* Data supplied:
● ● ● ● ● ● ●

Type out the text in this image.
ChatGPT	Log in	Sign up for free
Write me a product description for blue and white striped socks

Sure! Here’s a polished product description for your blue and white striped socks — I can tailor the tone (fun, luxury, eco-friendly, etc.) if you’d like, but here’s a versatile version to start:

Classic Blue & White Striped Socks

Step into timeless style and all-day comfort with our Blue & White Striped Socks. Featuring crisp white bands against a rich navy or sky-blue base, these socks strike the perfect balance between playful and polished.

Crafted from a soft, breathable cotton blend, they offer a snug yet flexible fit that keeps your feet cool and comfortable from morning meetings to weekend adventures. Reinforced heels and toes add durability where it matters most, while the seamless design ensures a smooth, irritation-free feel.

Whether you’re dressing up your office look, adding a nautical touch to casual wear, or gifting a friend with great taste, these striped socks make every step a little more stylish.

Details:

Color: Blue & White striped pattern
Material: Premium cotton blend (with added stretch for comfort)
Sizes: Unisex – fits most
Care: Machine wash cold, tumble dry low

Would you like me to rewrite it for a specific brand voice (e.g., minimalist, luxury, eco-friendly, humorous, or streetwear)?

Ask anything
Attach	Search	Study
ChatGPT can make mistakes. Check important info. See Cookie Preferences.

● ● ● ● ● ● ●

* Given problem:
Output each record exactly, leaving nothing out.

* Finished exercise:
Type out the text in this image.
ChatGPT	Log in	Sign up for free
Write me a product description for blue and white striped socks

Sure! Here’s a polished product description for your blue and white striped socks — I can tailor the tone (fun, luxury, eco-friendly, etc.) if you’d like, but here’s a versatile version to start:

Classic Blue & White Striped Socks

Step into timeless style and all-day comfort with our Blue & White Striped Socks. Featuring crisp white bands against a rich navy or sky-blue base, these socks strike the perfect balance between playful and polished.

Crafted from a soft, breathable cotton blend, they offer a snug yet flexible fit that keeps your feet cool and comfortable from morning meetings to weekend adventures. Reinforced heels and toes add durability where it matters most, while the seamless design ensures a smooth, irritation-free feel.

Whether you’re dressing up your office look, adding a nautical touch to casual wear, or gifting a friend with great taste, these striped socks make every step a little more stylish.

Details:

Color: Blue & White striped pattern
Material: Premium cotton blend (with added stretch for comfort)
Sizes: Unisex – fits most
Care: Machine wash cold, tumble dry low

Would you like me to rewrite it for a specific brand voice (e.g., minimalist, luxury, eco-friendly, humorous, or streetwear)?

Ask anything
Attach	Search	Study
ChatGPT can make mistakes. Check important info. See Cookie Preferences.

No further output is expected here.